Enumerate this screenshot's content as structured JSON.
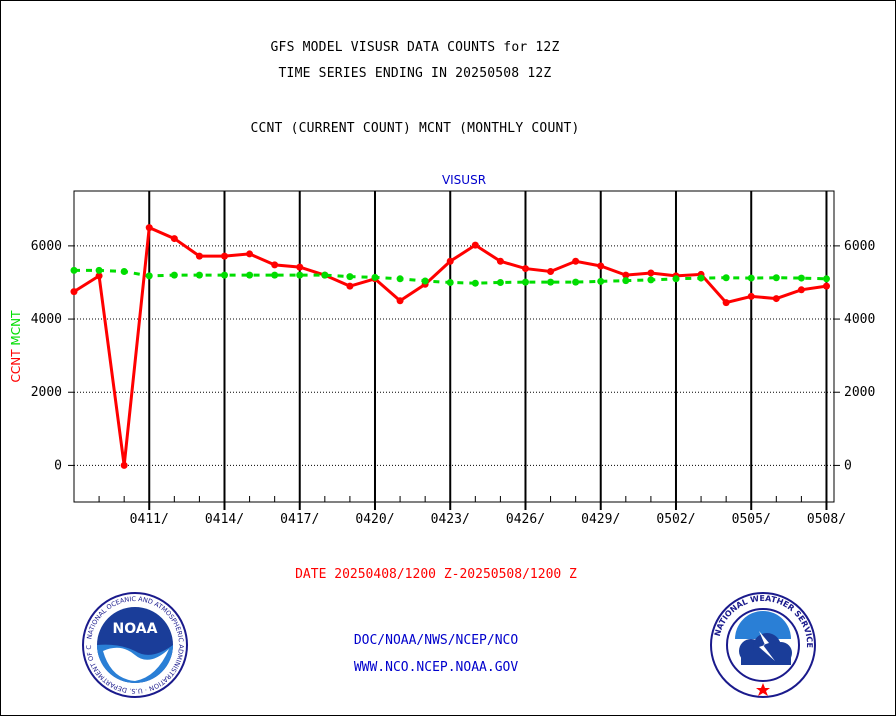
{
  "header": {
    "line1": "GFS MODEL VISUSR DATA COUNTS for 12Z",
    "line2": "TIME SERIES ENDING IN 20250508 12Z",
    "line3": "CCNT (CURRENT COUNT) MCNT (MONTHLY COUNT)"
  },
  "footer": {
    "date_range": "DATE 20250408/1200 Z-20250508/1200 Z",
    "agency": "DOC/NOAA/NWS/NCEP/NCO",
    "website": "WWW.NCO.NCEP.NOAA.GOV"
  },
  "logos": {
    "noaa": {
      "text": "NOAA",
      "ring_text": "NATIONAL OCEANIC AND ATMOSPHERIC ADMINISTRATION · U.S. DEPARTMENT OF COMMERCE"
    },
    "nws": {
      "ring_text": "NATIONAL WEATHER SERVICE"
    }
  },
  "colors": {
    "ccnt": "#ff0000",
    "mcnt": "#00dd00",
    "title": "#0000cc",
    "date": "#ff0000"
  },
  "chart_data": {
    "type": "line",
    "title": "VISUSR",
    "ylabel_series": [
      "CCNT",
      "MCNT"
    ],
    "ylim": [
      -1000,
      7500
    ],
    "yticks": [
      0,
      2000,
      4000,
      6000
    ],
    "xlim": [
      0,
      30.3
    ],
    "x_tick_labels": [
      "0411/",
      "0414/",
      "0417/",
      "0420/",
      "0423/",
      "0426/",
      "0429/",
      "0502/",
      "0505/",
      "0508/"
    ],
    "x_tick_days": [
      3,
      6,
      9,
      12,
      15,
      18,
      21,
      24,
      27,
      30
    ],
    "grid": true,
    "series": [
      {
        "name": "CCNT",
        "color": "#ff0000",
        "x": [
          0,
          1,
          2,
          3,
          4,
          5,
          6,
          7,
          8,
          9,
          10,
          11,
          12,
          13,
          14,
          15,
          16,
          17,
          18,
          19,
          20,
          21,
          22,
          23,
          24,
          25,
          26,
          27,
          28,
          29,
          30
        ],
        "values": [
          4750,
          5180,
          0,
          6500,
          6200,
          5720,
          5720,
          5780,
          5480,
          5420,
          5200,
          4900,
          5100,
          4500,
          4950,
          5580,
          6020,
          5580,
          5380,
          5300,
          5580,
          5450,
          5200,
          5260,
          5180,
          5220,
          4450,
          4620,
          4560,
          4800,
          4900
        ]
      },
      {
        "name": "MCNT",
        "color": "#00dd00",
        "x": [
          0,
          1,
          2,
          3,
          4,
          5,
          6,
          7,
          8,
          9,
          10,
          11,
          12,
          13,
          14,
          15,
          16,
          17,
          18,
          19,
          20,
          21,
          22,
          23,
          24,
          25,
          26,
          27,
          28,
          29,
          30
        ],
        "values": [
          5330,
          5330,
          5300,
          5180,
          5200,
          5200,
          5200,
          5200,
          5200,
          5200,
          5200,
          5160,
          5140,
          5100,
          5040,
          5000,
          4980,
          5000,
          5010,
          5010,
          5010,
          5030,
          5050,
          5070,
          5100,
          5120,
          5130,
          5120,
          5130,
          5120,
          5100
        ]
      }
    ]
  }
}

**YOUR GOAL**
Every record gets retyped exactly; no picture goes into the copy.

**WORKED ANSWER**
Enumerate this screenshot's content as structured JSON.
{
  "header": {
    "line1": "GFS MODEL VISUSR DATA COUNTS for 12Z",
    "line2": "TIME SERIES ENDING IN 20250508 12Z",
    "line3": "CCNT (CURRENT COUNT) MCNT (MONTHLY COUNT)"
  },
  "footer": {
    "date_range": "DATE 20250408/1200 Z-20250508/1200 Z",
    "agency": "DOC/NOAA/NWS/NCEP/NCO",
    "website": "WWW.NCO.NCEP.NOAA.GOV"
  },
  "logos": {
    "noaa": {
      "text": "NOAA",
      "ring_text": "NATIONAL OCEANIC AND ATMOSPHERIC ADMINISTRATION · U.S. DEPARTMENT OF COMMERCE"
    },
    "nws": {
      "ring_text": "NATIONAL WEATHER SERVICE"
    }
  },
  "colors": {
    "ccnt": "#ff0000",
    "mcnt": "#00dd00",
    "title": "#0000cc",
    "date": "#ff0000"
  },
  "chart_data": {
    "type": "line",
    "title": "VISUSR",
    "ylabel_series": [
      "CCNT",
      "MCNT"
    ],
    "ylim": [
      -1000,
      7500
    ],
    "yticks": [
      0,
      2000,
      4000,
      6000
    ],
    "xlim": [
      0,
      30.3
    ],
    "x_tick_labels": [
      "0411/",
      "0414/",
      "0417/",
      "0420/",
      "0423/",
      "0426/",
      "0429/",
      "0502/",
      "0505/",
      "0508/"
    ],
    "x_tick_days": [
      3,
      6,
      9,
      12,
      15,
      18,
      21,
      24,
      27,
      30
    ],
    "grid": true,
    "series": [
      {
        "name": "CCNT",
        "color": "#ff0000",
        "x": [
          0,
          1,
          2,
          3,
          4,
          5,
          6,
          7,
          8,
          9,
          10,
          11,
          12,
          13,
          14,
          15,
          16,
          17,
          18,
          19,
          20,
          21,
          22,
          23,
          24,
          25,
          26,
          27,
          28,
          29,
          30
        ],
        "values": [
          4750,
          5180,
          0,
          6500,
          6200,
          5720,
          5720,
          5780,
          5480,
          5420,
          5200,
          4900,
          5100,
          4500,
          4950,
          5580,
          6020,
          5580,
          5380,
          5300,
          5580,
          5450,
          5200,
          5260,
          5180,
          5220,
          4450,
          4620,
          4560,
          4800,
          4900
        ]
      },
      {
        "name": "MCNT",
        "color": "#00dd00",
        "x": [
          0,
          1,
          2,
          3,
          4,
          5,
          6,
          7,
          8,
          9,
          10,
          11,
          12,
          13,
          14,
          15,
          16,
          17,
          18,
          19,
          20,
          21,
          22,
          23,
          24,
          25,
          26,
          27,
          28,
          29,
          30
        ],
        "values": [
          5330,
          5330,
          5300,
          5180,
          5200,
          5200,
          5200,
          5200,
          5200,
          5200,
          5200,
          5160,
          5140,
          5100,
          5040,
          5000,
          4980,
          5000,
          5010,
          5010,
          5010,
          5030,
          5050,
          5070,
          5100,
          5120,
          5130,
          5120,
          5130,
          5120,
          5100
        ]
      }
    ]
  }
}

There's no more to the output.